→ 課題 1
美容外科学会の記事で、「講演の中では、眼瞼下垂手術後に」で始まる文が挙げる具体的な症例をすべて書き出す。
→ 課題 2
美容外科学会の記事の一部を、「眼瞼下垂や二重手術の修正に注目」を含む箇所から書き始め、「改善するために行われる手術。」の後で止めて写し直し、その範囲の「まぶた」をすべて「上まぶた」と言い換える。
→ 課題 3
美容外科学会の記事を、最後に示された文の後から書き進めてください。
═════ 文書本文
まぶたの施術のニーズは高い。画像はイメージ。(写真/Adobe Stock)
美容外科の学会では、二重手術や眼瞼下垂手術が期待通りの結果とならなかった場合の修正法に対する関心が高まっていた。
修正に関するテクニックの普及とともに、失敗事例を広く共有することで、技術が不十分な状態での手術の拡大を防ぐ効果も期待される。
眼瞼下垂や二重手術の修正に注目

眼瞼の手術が広く行われている。画像はイメージ。(写真/Adobe Stock)
- まぶたの修正手術が注目→ 第113回日本美容外科学会では、まぶたの修正手術に関する講演が合計2時間40分にわたり実施され、これまでの学会とは異なる充実ぶりを見せた。
- 講演テーマと内容→ 「眼瞼修正」と「眼瞼下垂を極める」の2セッションが設けられ、特に後者では手術後の左右非対称や不自然な二重幅、まつげの向きの異常などの症例が紹介された。
- 修正の難しさと個別対応→ 修正手術は難易度が高く、医師のアプローチも異なり、標準化された解決策がないケースが多い。
第113回日本美容外科学会JSASでは、まぶたの修正手術に関する講演が合計2時間40分にわたり行われた。修正手術とは、美容医療の施術を受けた後、仕上がりに満足できないなどの理由から、その結果を改善するために行われる手術。
まぶたの修正手術に関する講演は、第112回(前年開催)の学会では見られなかった。「上眼瞼を極める」と題した2つのシンポジウムが開かれたが、これは修正以前の上まぶた手術のテクニックを扱ったもので、修正手術を中心に据えた講演ではなかった。その他にも、まぶたの修正をテーマとした講演は確認されなかった。さらに、もう1年さかのぼった第111回では関連の発表が1件確認されたのみで、今回のような長時間にわたる講演は実施されていなかった。
それに対して、今年は、シンポジウム1は「眼瞼修正」、ラウンドテーブルディスカッション2は「眼瞼下垂を極める」をテーマとして開催された。それぞれ、二重切開の修正手術および眼瞼下垂の修正手術を扱ったもので、それぞれ1時間10分と1時間30分の時間が充てられていた。
このうち、ラウンドテーブルディスカッション2では、眼瞼下垂手術の結果に満足できずに苦しむ人がいる現状が紹介されていた。講演の中では、眼瞼下垂手術後に、左右非対称や二重幅の不均等、まつげの向きの乱れといった具体的な症例が紹介された。
医師はそれぞれの知識や経験に基づいて修正手術の方針を述べ、実際の手術プロセスと照らし合わせながら、最適な修正法について理解を深めていた。
眼瞼下垂の修正は難しい事例も多く、医師によって修正のアプローチが異なり、統一された解決法はまだ確立されていないことがうかがわれた。
技術力の底上げが求められている

まぶたをより自然な形にするには。画像はイメージ。(写真/Adobe Stock)
══════════
═════ 表示レコード
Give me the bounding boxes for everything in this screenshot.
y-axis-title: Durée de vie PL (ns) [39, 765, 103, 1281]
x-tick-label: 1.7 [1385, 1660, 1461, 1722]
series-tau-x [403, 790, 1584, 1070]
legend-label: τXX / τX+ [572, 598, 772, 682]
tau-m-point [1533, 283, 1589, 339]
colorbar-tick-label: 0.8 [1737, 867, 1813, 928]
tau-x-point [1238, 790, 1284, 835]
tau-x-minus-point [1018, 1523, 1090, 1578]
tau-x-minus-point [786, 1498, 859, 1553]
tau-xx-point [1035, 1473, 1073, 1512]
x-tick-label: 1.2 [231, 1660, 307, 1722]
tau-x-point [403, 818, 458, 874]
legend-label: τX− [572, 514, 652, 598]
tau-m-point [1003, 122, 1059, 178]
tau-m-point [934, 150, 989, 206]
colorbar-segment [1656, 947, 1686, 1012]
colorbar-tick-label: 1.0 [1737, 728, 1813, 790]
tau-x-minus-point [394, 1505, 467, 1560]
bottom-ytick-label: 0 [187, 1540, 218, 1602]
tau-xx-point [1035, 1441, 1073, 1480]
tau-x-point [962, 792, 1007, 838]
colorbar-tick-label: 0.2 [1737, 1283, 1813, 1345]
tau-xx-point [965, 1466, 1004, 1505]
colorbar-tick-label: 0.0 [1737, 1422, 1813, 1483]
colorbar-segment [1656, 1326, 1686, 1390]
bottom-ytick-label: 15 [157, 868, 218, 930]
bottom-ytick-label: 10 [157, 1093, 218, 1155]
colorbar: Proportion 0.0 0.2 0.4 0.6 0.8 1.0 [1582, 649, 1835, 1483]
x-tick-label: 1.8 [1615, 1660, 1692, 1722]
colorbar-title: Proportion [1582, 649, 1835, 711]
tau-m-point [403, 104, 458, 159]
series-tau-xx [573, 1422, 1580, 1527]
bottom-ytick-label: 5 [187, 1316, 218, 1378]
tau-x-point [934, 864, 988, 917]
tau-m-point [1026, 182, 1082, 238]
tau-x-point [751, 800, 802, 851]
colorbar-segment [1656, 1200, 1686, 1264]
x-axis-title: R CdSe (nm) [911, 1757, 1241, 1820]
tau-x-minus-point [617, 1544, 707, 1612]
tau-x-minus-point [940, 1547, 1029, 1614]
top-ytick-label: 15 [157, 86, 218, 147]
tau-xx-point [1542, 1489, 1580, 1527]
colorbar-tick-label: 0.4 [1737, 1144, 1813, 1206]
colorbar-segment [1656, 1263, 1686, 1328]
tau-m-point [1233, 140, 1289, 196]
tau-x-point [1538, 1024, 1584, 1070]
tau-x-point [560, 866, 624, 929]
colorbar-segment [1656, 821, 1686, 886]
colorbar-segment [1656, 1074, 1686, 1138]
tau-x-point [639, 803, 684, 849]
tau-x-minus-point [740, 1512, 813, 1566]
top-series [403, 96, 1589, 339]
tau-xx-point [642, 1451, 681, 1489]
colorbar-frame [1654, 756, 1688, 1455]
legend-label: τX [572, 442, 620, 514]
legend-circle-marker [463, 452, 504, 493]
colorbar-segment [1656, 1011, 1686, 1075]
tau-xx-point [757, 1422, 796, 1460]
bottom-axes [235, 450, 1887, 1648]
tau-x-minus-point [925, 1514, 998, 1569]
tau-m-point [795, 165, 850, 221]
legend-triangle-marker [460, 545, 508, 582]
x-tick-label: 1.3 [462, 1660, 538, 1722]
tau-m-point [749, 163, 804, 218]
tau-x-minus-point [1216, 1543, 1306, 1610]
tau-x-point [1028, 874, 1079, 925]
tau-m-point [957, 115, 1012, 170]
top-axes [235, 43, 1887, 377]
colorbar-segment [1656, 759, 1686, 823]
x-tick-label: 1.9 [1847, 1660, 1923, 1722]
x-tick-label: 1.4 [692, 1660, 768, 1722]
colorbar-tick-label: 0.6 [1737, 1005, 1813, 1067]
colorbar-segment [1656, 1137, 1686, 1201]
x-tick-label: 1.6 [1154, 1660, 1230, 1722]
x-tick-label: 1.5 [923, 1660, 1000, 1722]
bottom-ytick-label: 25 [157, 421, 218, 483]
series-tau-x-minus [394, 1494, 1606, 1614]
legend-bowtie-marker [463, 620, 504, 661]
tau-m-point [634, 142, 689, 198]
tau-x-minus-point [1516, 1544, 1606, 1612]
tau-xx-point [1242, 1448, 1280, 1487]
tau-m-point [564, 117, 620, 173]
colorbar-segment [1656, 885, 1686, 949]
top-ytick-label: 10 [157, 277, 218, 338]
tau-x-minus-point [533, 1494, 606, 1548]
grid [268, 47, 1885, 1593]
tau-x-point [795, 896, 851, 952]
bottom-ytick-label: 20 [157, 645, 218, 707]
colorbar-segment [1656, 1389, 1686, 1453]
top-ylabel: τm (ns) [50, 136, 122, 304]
══════════
→ 解答 1
左右非対称、二重幅の不均等、まつげの向きの乱れ

→ 解答 2
眼瞼下垂や二重手術の修正に注目

眼瞼の手術が広く行われている。画像はイメージ。(写真/Adobe Stock)
- 上まぶたの修正手術が注目→ 第113回日本美容外科学会では、上まぶたの修正手術に関する講演が合計2時間40分にわたり実施され、これまでの学会とは異なる充実ぶりを見せた。
- 講演テーマと内容→ 「眼瞼修正」と「眼瞼下垂を極める」の2セッションが設けられ、特に後者では手術後の左右非対称や不自然な二重幅、まつげの向きの異常などの症例が紹介された。
- 修正の難しさと個別対応→ 修正手術は難易度が高く、医師のアプローチも異なり、標準化された解決策がないケースが多い。
第113回日本美容外科学会JSASでは、上まぶたの修正手術に関する講演が合計2時間40分にわたり行われた。修正手術とは、美容医療の施術を受けた後、仕上がりに満足できないなどの理由から、その結果を改善するために行われる手術。

→ 解答 3
- まぶた施術のリスク→ 埋没法・切開法・眼瞼下垂手術などの施術は多く行われているが、結果に不満を抱く例も多いと見られる。生活に支障を来すケースも存在。
- 医師選びの難しさ→ 形成外科、眼科など多様な専門分野の医師が関与し、専門医資格の有無でもばらつきがあるなど、施術を受ける側の選択は非常に難しい。
- 業界全体への課題→ 修正手術の事例が多く紹介され、技術力の底上げが急務とされる中、学会では質の高い施術へのニーズとトラブル解決への姿勢が強く求められている。
上まぶたの施術には埋没法、切開法、眼瞼下垂の手術などがあり、日本国内で多数行われているが、結果に満足できないケースも多いと見られる。仕上がりに完全に満足できない、少し不満が残るという程度であれば、まだ許容されるかもしれないが、日常生活に支障が出るような状況に陥れば、その影響は計り知れない。
目元の手術を行う医師には、形成外科医のほか、眼科医やその他の専門分野を持つ医師がおり、専門医資格の有無を含めて多様な背景がある。医師の間でさえ、どの専門分野の医師が目の美容施術に最も適しているのかは、議論の対象となる。そうした中で、一般の人がまぶたの美容施術をどのクリニックで、どの医師に受けるかを選ぶのは至難の業といえる。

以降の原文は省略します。